##### EXTRACTED TEXT
April 14, 2004
THE FORCE:
Man behind the marriage amendment (Karen S. Peterson, 4/12/04, USA TODAY)
Matt Daniels, 40, is a man in the middle of a growing maelstrom, a newly minted mover and shaker.Most Americans have never heard of him, but his influence is helping drive one of the country's hottest issues. Daniels is the force behind the proposed constitutional amendment that would ban same-sex marriages nationwide.
Passionate, dogged, savvy — physically imposing at 6-foot-4 — Daniels is a verbal whirlwind. The father of children ages 2 and 4 is a dogmatic, sometimes prickly force to be reckoned with, even when seated casually on a couch in his modest home in suburban Washington, D.C.
He is willing to change the Constitution to make his point that children should be raised in a home with a mom and a dad, a concept he says is being challenged in courtrooms around the country. Same-sex marriages, he says, are a "continuation of a path to destroying marriage." Only a "constitutional fix" can roll back the tide. His solution: His fledgling organization, the Alliance for Marriage, engineered a federal marriage amendment.
His concept resonates with many conservatives. President Bush has endorsed it. Legislation is pending in both houses of Congress, and among heavyweight legislators signing on as sponsors is Senate Majority Leader Bill Frist.
##########
##### SOURCE EXCERPT
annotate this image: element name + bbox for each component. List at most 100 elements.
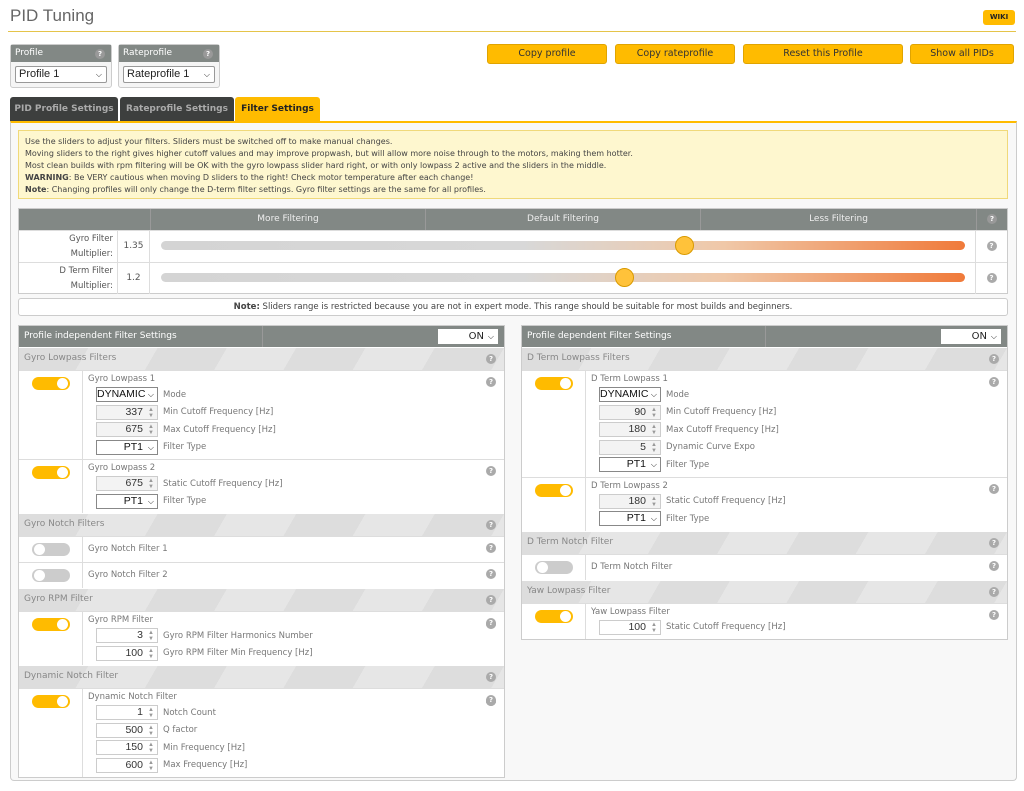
##########
Continue the article on Matt Daniels and the proposed marriage amendment, starting after its last sentence.

Daniels' views on family, he says, are based in large part on personal experience. He insists he wants to protect what he did not have himself: a dad who stuck around to raise him in a traditional family. [...]
Daniels insists he is not anti-gay. His alliance, he says, is "not organized around homosexuality. Its mission is to see that more kids are raised in a home with a married mother and father. And the legal status of marriage as between a man and a woman" is a linchpin.
"Americans believe that gays and lesbians have a right to live as they choose, but they don't have a right to redefine marriage for our entire society," Daniels says. [...]
Others disdain the proposal because they believe it does not go far enough: It would allow states to permit civil unions or other partnerships for same-sex couples.
"We are very concerned about protecting marriage between a man and a woman," says Jan LaRue of the Concerned Women for America, a public policy organization. States could be "free to create marriage in another name, a phony marriage. If we are going to the time and trouble of amending the Constitution, we prefer stronger language."
Daniels will not support stronger language.
"I am a political realist. I operate within the feasible. This is the only way to get an issue like this passed."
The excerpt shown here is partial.